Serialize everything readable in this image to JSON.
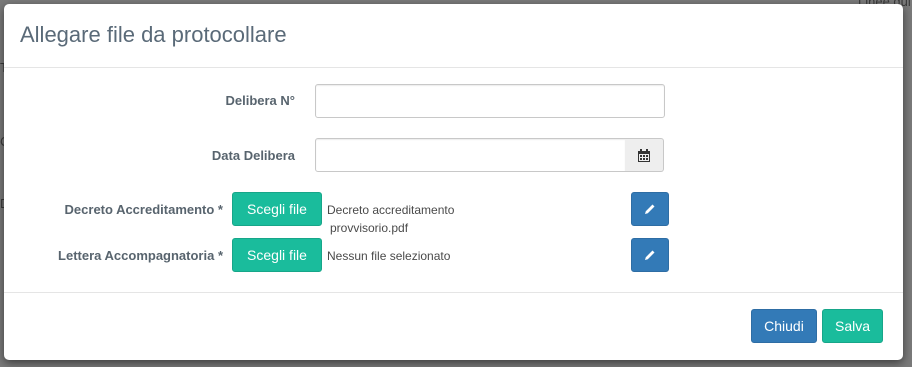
{
  "background": {
    "top_right_text": "Linee gui",
    "left_fragments": [
      "T",
      "C",
      "D"
    ]
  },
  "dialog": {
    "title": "Allegare file da protocollare",
    "close_icon": "none",
    "fields": {
      "delibera_number": {
        "label": "Delibera N°",
        "value": "",
        "placeholder": ""
      },
      "data_delibera": {
        "label": "Data Delibera",
        "value": "",
        "placeholder": "",
        "icon": "calendar-icon"
      },
      "decreto_accreditamento": {
        "label": "Decreto Accreditamento *",
        "button_label": "Scegli file",
        "file_name_line1": "Decreto accreditamento",
        "file_name_line2": "provvisorio.pdf",
        "edit_icon": "pencil-icon"
      },
      "lettera_accompagnatoria": {
        "label": "Lettera Accompagnatoria *",
        "button_label": "Scegli file",
        "file_name": "Nessun file selezionato",
        "edit_icon": "pencil-icon"
      }
    },
    "footer": {
      "close_label": "Chiudi",
      "save_label": "Salva"
    }
  },
  "colors": {
    "primary": "#337ab7",
    "success": "#1abc9c",
    "title": "#5a6a78",
    "label": "#58646e"
  }
}
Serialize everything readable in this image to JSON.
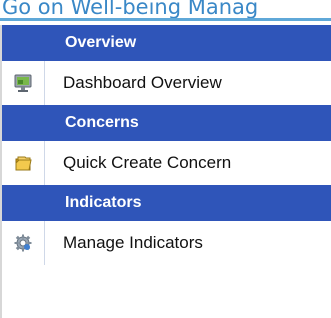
{
  "page": {
    "title_fragment": "Go on Well-being Manag"
  },
  "menu": {
    "sections": [
      {
        "header": "Overview",
        "item": {
          "label": "Dashboard Overview",
          "icon": "dashboard-monitor-icon"
        }
      },
      {
        "header": "Concerns",
        "item": {
          "label": "Quick Create Concern",
          "icon": "folder-icon"
        }
      },
      {
        "header": "Indicators",
        "item": {
          "label": "Manage Indicators",
          "icon": "gear-icon"
        }
      }
    ]
  },
  "colors": {
    "header_bg": "#2f55b9",
    "title_text": "#3a88c7",
    "accent_line": "#5fa8d8"
  }
}
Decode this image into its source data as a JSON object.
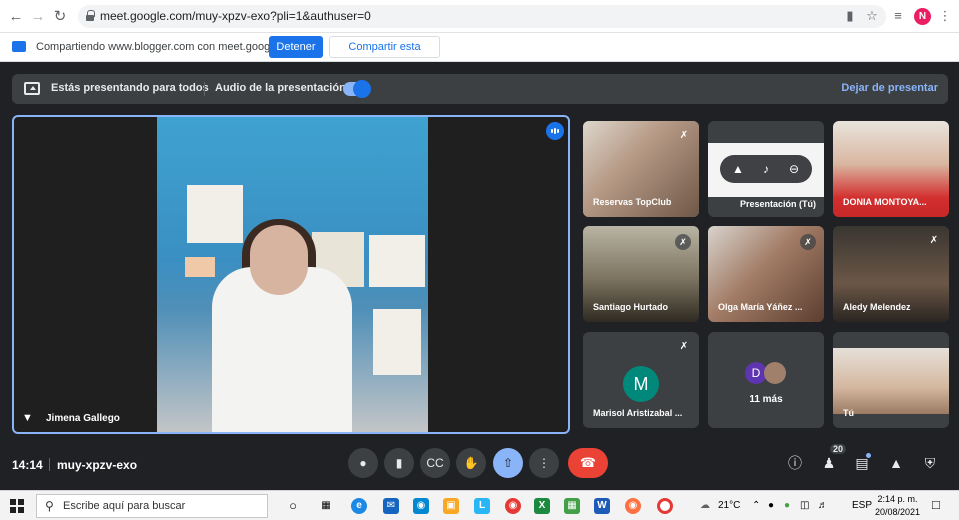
{
  "browser": {
    "url": "meet.google.com/muy-xpzv-exo?pli=1&authuser=0",
    "profile_initial": "N"
  },
  "share_bar": {
    "text": "Compartiendo www.blogger.com con meet.google.com",
    "stop_label": "Detener",
    "share_tab_label": "Compartir esta pestaña"
  },
  "present_bar": {
    "presenting_text": "Estás presentando para todos",
    "audio_text": "Audio de la presentación",
    "audio_on": true,
    "stop_label": "Dejar de presentar"
  },
  "main_tile": {
    "name": "Jimena Gallego"
  },
  "tiles": [
    {
      "name": "Reservas TopClub"
    },
    {
      "name": "Presentación (Tú)"
    },
    {
      "name": "DONIA MONTOYA..."
    },
    {
      "name": "Santiago Hurtado"
    },
    {
      "name": "Olga María Yáñez ..."
    },
    {
      "name": "Aledy Melendez"
    },
    {
      "name": "Marisol Aristizabal ...",
      "initial": "M"
    },
    {
      "more": "11 más",
      "initial": "D"
    },
    {
      "name": "Tú"
    }
  ],
  "bottom": {
    "time": "14:14",
    "meeting_code": "muy-xpzv-exo",
    "participant_count": "20"
  },
  "taskbar": {
    "search_placeholder": "Escribe aquí para buscar",
    "temperature": "21°C",
    "language": "ESP",
    "time": "2:14 p. m.",
    "date": "20/08/2021"
  },
  "colors": {
    "meet_bg": "#202124",
    "accent": "#8ab4f8",
    "primary_blue": "#1a73e8",
    "hangup_red": "#ea4335",
    "tile_bg": "#3c4043"
  }
}
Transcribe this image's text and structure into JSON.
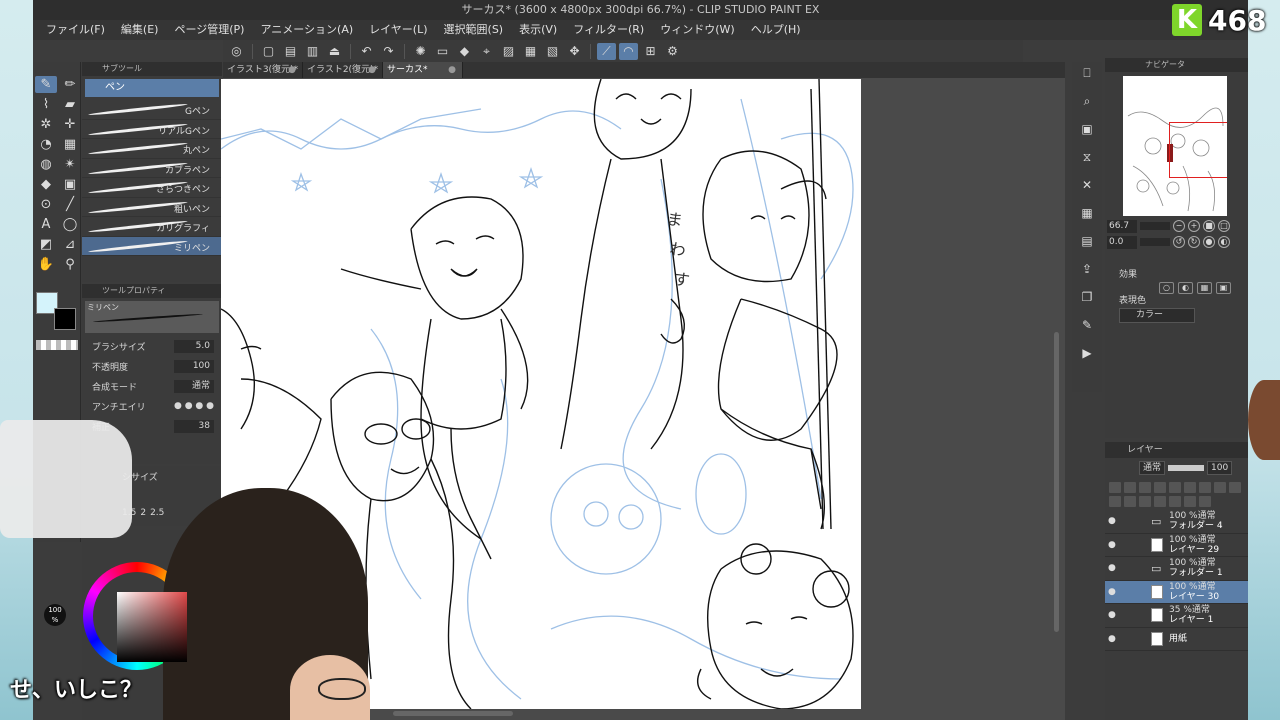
{
  "titlebar": {
    "title": "サーカス* (3600 x 4800px 300dpi 66.7%)  - CLIP STUDIO PAINT EX"
  },
  "menu": [
    "ファイル(F)",
    "編集(E)",
    "ページ管理(P)",
    "アニメーション(A)",
    "レイヤー(L)",
    "選択範囲(S)",
    "表示(V)",
    "フィルター(R)",
    "ウィンドウ(W)",
    "ヘルプ(H)"
  ],
  "tabs": [
    {
      "label": "イラスト3(復元)*"
    },
    {
      "label": "イラスト2(復元)*"
    },
    {
      "label": "サーカス*"
    }
  ],
  "subtool": {
    "header": "サブツール",
    "group": "ペン",
    "brushes": [
      "Gペン",
      "リアルGペン",
      "丸ペン",
      "カブラペン",
      "ざらつきペン",
      "粗いペン",
      "カリグラフィ",
      "ミリペン"
    ]
  },
  "toolprop": {
    "header": "ツールプロパティ",
    "preview_label": "ミリペン",
    "rows": [
      {
        "label": "ブラシサイズ",
        "value": "5.0"
      },
      {
        "label": "不透明度",
        "value": "100"
      },
      {
        "label": "合成モード",
        "value": "通常"
      },
      {
        "label": "アンチエイリ",
        "value": ""
      },
      {
        "label": "補正",
        "value": "38"
      }
    ]
  },
  "brushsize": {
    "header": "シサイズ",
    "values": [
      "1.5",
      "2",
      "2.5"
    ]
  },
  "opacity_label": "100 %",
  "navigator": {
    "header": "ナビゲータ",
    "zoom": "66.7",
    "rotation": "0.0"
  },
  "layerprop": {
    "effect_label": "効果",
    "expression_label": "表現色",
    "expression_value": "カラー"
  },
  "layers": {
    "header": "レイヤー",
    "blend_mode": "通常",
    "opacity": "100",
    "items": [
      {
        "mode": "100 %通常",
        "name": "フォルダー 4",
        "type": "folder"
      },
      {
        "mode": "100 %通常",
        "name": "レイヤー 29",
        "type": "layer"
      },
      {
        "mode": "100 %通常",
        "name": "フォルダー 1",
        "type": "folder"
      },
      {
        "mode": "100 %通常",
        "name": "レイヤー 30",
        "type": "layer",
        "selected": true
      },
      {
        "mode": "35 %通常",
        "name": "レイヤー 1",
        "type": "layer"
      },
      {
        "mode": "",
        "name": "用紙",
        "type": "paper"
      }
    ]
  },
  "overlay": {
    "badge_letter": "K",
    "badge_count": "468",
    "subtitle": "せ、いしこ？"
  },
  "colors": {
    "accent": "#5b7ea8",
    "main_color": "#d4f3fb",
    "sub_color": "#000000"
  }
}
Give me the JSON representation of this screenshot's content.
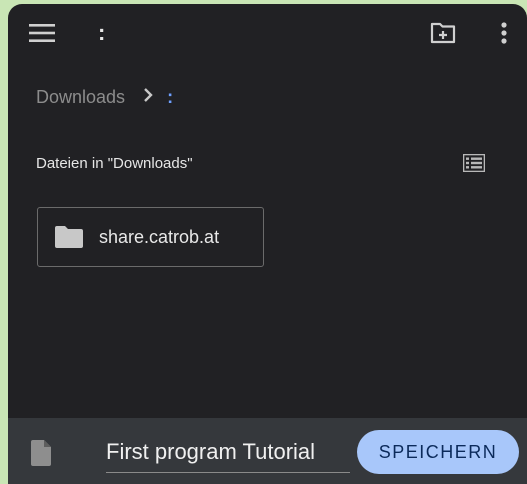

* [DIRECTIONS FOR THIS TASK] Repeat the lines above exactly, and keep every picture out.

* [FINISHED EXERCISE]
Serialize everything readable in this image to JSON.
{
  "background": {
    "top_right_text": "Linee gui",
    "left_fragments": [
      "T",
      "C",
      "D"
    ]
  },
  "dialog": {
    "title": "Allegare file da protocollare",
    "close_icon": "none",
    "fields": {
      "delibera_number": {
        "label": "Delibera N°",
        "value": "",
        "placeholder": ""
      },
      "data_delibera": {
        "label": "Data Delibera",
        "value": "",
        "placeholder": "",
        "icon": "calendar-icon"
      },
      "decreto_accreditamento": {
        "label": "Decreto Accreditamento *",
        "button_label": "Scegli file",
        "file_name_line1": "Decreto accreditamento",
        "file_name_line2": "provvisorio.pdf",
        "edit_icon": "pencil-icon"
      },
      "lettera_accompagnatoria": {
        "label": "Lettera Accompagnatoria *",
        "button_label": "Scegli file",
        "file_name": "Nessun file selezionato",
        "edit_icon": "pencil-icon"
      }
    },
    "footer": {
      "close_label": "Chiudi",
      "save_label": "Salva"
    }
  },
  "colors": {
    "primary": "#337ab7",
    "success": "#1abc9c",
    "title": "#5a6a78",
    "label": "#58646e"
  }
}
Serialize everything readable in this image to JSON.
{
  "page": {
    "title_fragment": "Go on Well-being Manag"
  },
  "menu": {
    "sections": [
      {
        "header": "Overview",
        "item": {
          "label": "Dashboard Overview",
          "icon": "dashboard-monitor-icon"
        }
      },
      {
        "header": "Concerns",
        "item": {
          "label": "Quick Create Concern",
          "icon": "folder-icon"
        }
      },
      {
        "header": "Indicators",
        "item": {
          "label": "Manage Indicators",
          "icon": "gear-icon"
        }
      }
    ]
  },
  "colors": {
    "header_bg": "#2f55b9",
    "title_text": "#3a88c7",
    "accent_line": "#5fa8d8"
  }
}
Decode this image into its source data as a JSON object.
{
  "browser": {
    "url": "meet.google.com/muy-xpzv-exo?pli=1&authuser=0",
    "profile_initial": "N"
  },
  "share_bar": {
    "text": "Compartiendo www.blogger.com con meet.google.com",
    "stop_label": "Detener",
    "share_tab_label": "Compartir esta pestaña"
  },
  "present_bar": {
    "presenting_text": "Estás presentando para todos",
    "audio_text": "Audio de la presentación",
    "audio_on": true,
    "stop_label": "Dejar de presentar"
  },
  "main_tile": {
    "name": "Jimena Gallego"
  },
  "tiles": [
    {
      "name": "Reservas TopClub"
    },
    {
      "name": "Presentación (Tú)"
    },
    {
      "name": "DONIA MONTOYA..."
    },
    {
      "name": "Santiago Hurtado"
    },
    {
      "name": "Olga María Yáñez ..."
    },
    {
      "name": "Aledy Melendez"
    },
    {
      "name": "Marisol Aristizabal ...",
      "initial": "M"
    },
    {
      "more": "11 más",
      "initial": "D"
    },
    {
      "name": "Tú"
    }
  ],
  "bottom": {
    "time": "14:14",
    "meeting_code": "muy-xpzv-exo",
    "participant_count": "20"
  },
  "taskbar": {
    "search_placeholder": "Escribe aquí para buscar",
    "temperature": "21°C",
    "language": "ESP",
    "time": "2:14 p. m.",
    "date": "20/08/2021"
  },
  "colors": {
    "meet_bg": "#202124",
    "accent": "#8ab4f8",
    "primary_blue": "#1a73e8",
    "hangup_red": "#ea4335",
    "tile_bg": "#3c4043"
  }
}
Transcribe this image's text and structure into JSON.
{
  "titlebar": {
    "title": "サーカス* (3600 x 4800px 300dpi 66.7%)  - CLIP STUDIO PAINT EX"
  },
  "menu": [
    "ファイル(F)",
    "編集(E)",
    "ページ管理(P)",
    "アニメーション(A)",
    "レイヤー(L)",
    "選択範囲(S)",
    "表示(V)",
    "フィルター(R)",
    "ウィンドウ(W)",
    "ヘルプ(H)"
  ],
  "tabs": [
    {
      "label": "イラスト3(復元)*"
    },
    {
      "label": "イラスト2(復元)*"
    },
    {
      "label": "サーカス*"
    }
  ],
  "subtool": {
    "header": "サブツール",
    "group": "ペン",
    "brushes": [
      "Gペン",
      "リアルGペン",
      "丸ペン",
      "カブラペン",
      "ざらつきペン",
      "粗いペン",
      "カリグラフィ",
      "ミリペン"
    ]
  },
  "toolprop": {
    "header": "ツールプロパティ",
    "preview_label": "ミリペン",
    "rows": [
      {
        "label": "ブラシサイズ",
        "value": "5.0"
      },
      {
        "label": "不透明度",
        "value": "100"
      },
      {
        "label": "合成モード",
        "value": "通常"
      },
      {
        "label": "アンチエイリ",
        "value": ""
      },
      {
        "label": "補正",
        "value": "38"
      }
    ]
  },
  "brushsize": {
    "header": "シサイズ",
    "values": [
      "1.5",
      "2",
      "2.5"
    ]
  },
  "opacity_label": "100 %",
  "navigator": {
    "header": "ナビゲータ",
    "zoom": "66.7",
    "rotation": "0.0"
  },
  "layerprop": {
    "effect_label": "効果",
    "expression_label": "表現色",
    "expression_value": "カラー"
  },
  "layers": {
    "header": "レイヤー",
    "blend_mode": "通常",
    "opacity": "100",
    "items": [
      {
        "mode": "100 %通常",
        "name": "フォルダー 4",
        "type": "folder"
      },
      {
        "mode": "100 %通常",
        "name": "レイヤー 29",
        "type": "layer"
      },
      {
        "mode": "100 %通常",
        "name": "フォルダー 1",
        "type": "folder"
      },
      {
        "mode": "100 %通常",
        "name": "レイヤー 30",
        "type": "layer",
        "selected": true
      },
      {
        "mode": "35 %通常",
        "name": "レイヤー 1",
        "type": "layer"
      },
      {
        "mode": "",
        "name": "用紙",
        "type": "paper"
      }
    ]
  },
  "overlay": {
    "badge_letter": "K",
    "badge_count": "468",
    "subtitle": "せ、いしこ？"
  },
  "colors": {
    "accent": "#5b7ea8",
    "main_color": "#d4f3fb",
    "sub_color": "#000000"
  }
}
Give me the JSON representation of this screenshot's content.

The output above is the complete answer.